▸ AIM OF THE EXERCISE:
Check every line below, and copy those that include "financial".
• • • • • • •
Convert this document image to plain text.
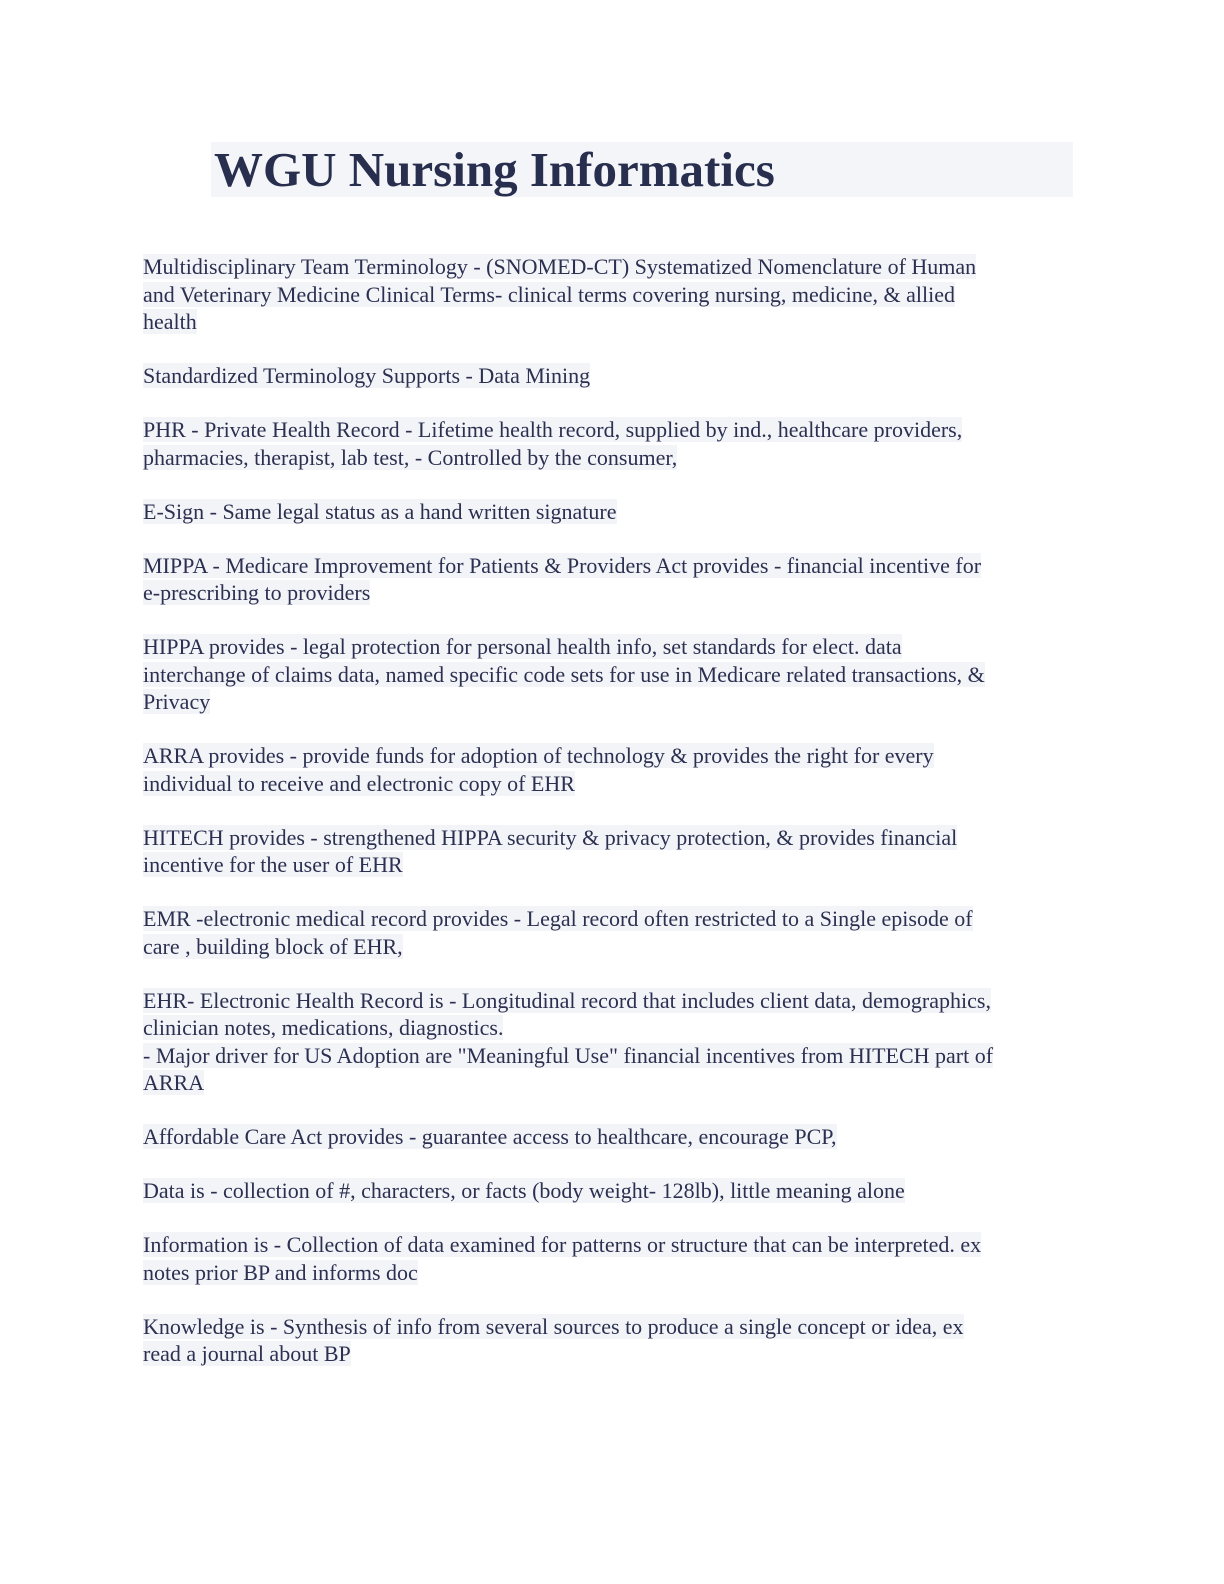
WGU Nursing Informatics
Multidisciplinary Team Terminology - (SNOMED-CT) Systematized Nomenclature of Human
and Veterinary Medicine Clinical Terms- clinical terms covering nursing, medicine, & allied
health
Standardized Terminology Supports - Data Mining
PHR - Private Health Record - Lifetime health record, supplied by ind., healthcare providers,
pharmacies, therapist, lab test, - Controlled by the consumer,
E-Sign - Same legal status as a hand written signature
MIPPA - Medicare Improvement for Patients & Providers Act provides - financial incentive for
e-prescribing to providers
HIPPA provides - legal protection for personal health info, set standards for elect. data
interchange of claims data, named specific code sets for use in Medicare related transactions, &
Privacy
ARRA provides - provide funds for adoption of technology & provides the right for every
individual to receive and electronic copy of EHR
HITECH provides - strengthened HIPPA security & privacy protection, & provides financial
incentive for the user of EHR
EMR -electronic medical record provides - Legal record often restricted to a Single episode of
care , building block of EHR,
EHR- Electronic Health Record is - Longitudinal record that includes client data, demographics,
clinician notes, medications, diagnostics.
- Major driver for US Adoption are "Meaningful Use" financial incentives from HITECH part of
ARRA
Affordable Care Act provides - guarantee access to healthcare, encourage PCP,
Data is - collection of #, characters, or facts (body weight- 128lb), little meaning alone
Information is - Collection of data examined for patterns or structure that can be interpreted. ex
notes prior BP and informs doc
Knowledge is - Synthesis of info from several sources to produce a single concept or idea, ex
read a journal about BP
• • • • • • •
▸ SOLUTION FOR THIS PROBLEM:
MIPPA - Medicare Improvement for Patients & Providers Act provides - financial incentive for
HITECH provides - strengthened HIPPA security & privacy protection, & provides financial
- Major driver for US Adoption are "Meaningful Use" financial incentives from HITECH part of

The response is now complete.